→ **Zadanie**
Wypisz wszystkie poniższe wiersze bez żadnych zmian.
+---+
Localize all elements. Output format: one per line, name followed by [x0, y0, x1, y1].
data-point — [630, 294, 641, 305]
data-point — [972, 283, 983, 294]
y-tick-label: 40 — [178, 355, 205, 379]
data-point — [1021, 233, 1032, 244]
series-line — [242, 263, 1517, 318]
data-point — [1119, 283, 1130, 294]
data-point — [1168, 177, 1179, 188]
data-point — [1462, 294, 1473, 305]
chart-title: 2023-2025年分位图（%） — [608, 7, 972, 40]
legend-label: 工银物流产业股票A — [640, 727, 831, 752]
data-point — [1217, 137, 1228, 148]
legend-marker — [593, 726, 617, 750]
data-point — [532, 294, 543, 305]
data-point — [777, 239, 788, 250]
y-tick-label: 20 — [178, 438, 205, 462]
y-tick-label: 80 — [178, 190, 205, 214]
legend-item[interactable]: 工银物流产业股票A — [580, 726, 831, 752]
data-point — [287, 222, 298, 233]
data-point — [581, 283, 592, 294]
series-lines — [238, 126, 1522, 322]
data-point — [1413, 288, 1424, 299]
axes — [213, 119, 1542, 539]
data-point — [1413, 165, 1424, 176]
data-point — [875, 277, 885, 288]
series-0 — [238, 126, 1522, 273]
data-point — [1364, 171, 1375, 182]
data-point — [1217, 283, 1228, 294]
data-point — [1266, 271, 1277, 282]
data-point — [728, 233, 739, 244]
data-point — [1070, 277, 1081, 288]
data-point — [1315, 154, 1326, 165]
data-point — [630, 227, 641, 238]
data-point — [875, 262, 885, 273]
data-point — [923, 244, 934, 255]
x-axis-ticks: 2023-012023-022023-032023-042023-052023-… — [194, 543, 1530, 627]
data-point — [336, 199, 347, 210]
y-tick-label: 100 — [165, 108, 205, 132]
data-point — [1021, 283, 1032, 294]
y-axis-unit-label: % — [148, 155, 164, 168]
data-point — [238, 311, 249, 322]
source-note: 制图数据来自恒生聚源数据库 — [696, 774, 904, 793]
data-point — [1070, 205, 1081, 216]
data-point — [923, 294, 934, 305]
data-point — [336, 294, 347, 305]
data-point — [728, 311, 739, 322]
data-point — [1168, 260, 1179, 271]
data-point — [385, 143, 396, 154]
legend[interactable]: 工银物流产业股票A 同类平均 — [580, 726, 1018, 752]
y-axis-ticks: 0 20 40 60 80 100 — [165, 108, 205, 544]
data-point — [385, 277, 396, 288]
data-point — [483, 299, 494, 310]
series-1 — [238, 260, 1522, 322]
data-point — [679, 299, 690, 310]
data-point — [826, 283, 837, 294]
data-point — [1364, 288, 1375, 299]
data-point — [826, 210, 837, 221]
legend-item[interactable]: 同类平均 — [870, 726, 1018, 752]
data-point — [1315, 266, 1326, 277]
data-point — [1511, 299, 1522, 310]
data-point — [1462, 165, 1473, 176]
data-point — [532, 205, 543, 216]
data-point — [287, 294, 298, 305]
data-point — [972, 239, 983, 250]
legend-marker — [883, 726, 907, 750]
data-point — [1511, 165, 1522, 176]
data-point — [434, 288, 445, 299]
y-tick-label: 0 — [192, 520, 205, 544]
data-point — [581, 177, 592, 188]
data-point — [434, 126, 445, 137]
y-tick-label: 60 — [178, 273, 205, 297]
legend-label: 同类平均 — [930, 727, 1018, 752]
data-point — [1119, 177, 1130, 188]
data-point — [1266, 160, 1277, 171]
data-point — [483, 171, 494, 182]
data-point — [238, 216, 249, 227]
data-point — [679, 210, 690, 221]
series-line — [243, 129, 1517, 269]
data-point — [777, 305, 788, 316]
+---+
→ **Rozwiązane zadanie**
Localize all elements. Output format: one per line, name followed by [x0, y0, x1, y1].
data-point — [630, 294, 641, 305]
data-point — [972, 283, 983, 294]
y-tick-label: 40 — [178, 355, 205, 379]
data-point — [1021, 233, 1032, 244]
series-line — [242, 263, 1517, 318]
data-point — [1119, 283, 1130, 294]
data-point — [1168, 177, 1179, 188]
data-point — [1462, 294, 1473, 305]
chart-title: 2023-2025年分位图（%） — [608, 7, 972, 40]
legend-label: 工银物流产业股票A — [640, 727, 831, 752]
data-point — [1217, 137, 1228, 148]
legend-marker — [593, 726, 617, 750]
data-point — [532, 294, 543, 305]
data-point — [777, 239, 788, 250]
y-tick-label: 20 — [178, 438, 205, 462]
y-tick-label: 80 — [178, 190, 205, 214]
legend-item[interactable]: 工银物流产业股票A — [580, 726, 831, 752]
data-point — [287, 222, 298, 233]
data-point — [581, 283, 592, 294]
series-lines — [238, 126, 1522, 322]
data-point — [1413, 288, 1424, 299]
axes — [213, 119, 1542, 539]
data-point — [1413, 165, 1424, 176]
data-point — [875, 277, 885, 288]
series-0 — [238, 126, 1522, 273]
data-point — [1364, 171, 1375, 182]
data-point — [1217, 283, 1228, 294]
data-point — [1266, 271, 1277, 282]
data-point — [728, 233, 739, 244]
data-point — [1070, 277, 1081, 288]
data-point — [1315, 154, 1326, 165]
data-point — [630, 227, 641, 238]
data-point — [875, 262, 885, 273]
data-point — [923, 244, 934, 255]
x-axis-ticks: 2023-012023-022023-032023-042023-052023-… — [194, 543, 1530, 627]
data-point — [336, 199, 347, 210]
y-tick-label: 100 — [165, 108, 205, 132]
data-point — [1021, 283, 1032, 294]
y-axis-unit-label: % — [148, 155, 164, 168]
data-point — [238, 311, 249, 322]
source-note: 制图数据来自恒生聚源数据库 — [696, 774, 904, 793]
data-point — [1070, 205, 1081, 216]
data-point — [923, 294, 934, 305]
data-point — [336, 294, 347, 305]
data-point — [728, 311, 739, 322]
data-point — [1168, 260, 1179, 271]
data-point — [385, 143, 396, 154]
legend[interactable]: 工银物流产业股票A 同类平均 — [580, 726, 1018, 752]
y-axis-ticks: 0 20 40 60 80 100 — [165, 108, 205, 544]
data-point — [385, 277, 396, 288]
data-point — [483, 299, 494, 310]
series-1 — [238, 260, 1522, 322]
data-point — [679, 299, 690, 310]
data-point — [826, 283, 837, 294]
data-point — [1364, 288, 1375, 299]
data-point — [826, 210, 837, 221]
legend-item[interactable]: 同类平均 — [870, 726, 1018, 752]
data-point — [1315, 266, 1326, 277]
data-point — [1511, 299, 1522, 310]
data-point — [1462, 165, 1473, 176]
data-point — [532, 205, 543, 216]
data-point — [287, 294, 298, 305]
data-point — [972, 239, 983, 250]
legend-marker — [883, 726, 907, 750]
data-point — [1511, 165, 1522, 176]
data-point — [434, 288, 445, 299]
y-tick-label: 0 — [192, 520, 205, 544]
data-point — [581, 177, 592, 188]
data-point — [434, 126, 445, 137]
y-tick-label: 60 — [178, 273, 205, 297]
legend-label: 同类平均 — [930, 727, 1018, 752]
data-point — [1119, 177, 1130, 188]
data-point — [1266, 160, 1277, 171]
data-point — [483, 171, 494, 182]
data-point — [238, 216, 249, 227]
data-point — [679, 210, 690, 221]
series-line — [243, 129, 1517, 269]
data-point — [777, 305, 788, 316]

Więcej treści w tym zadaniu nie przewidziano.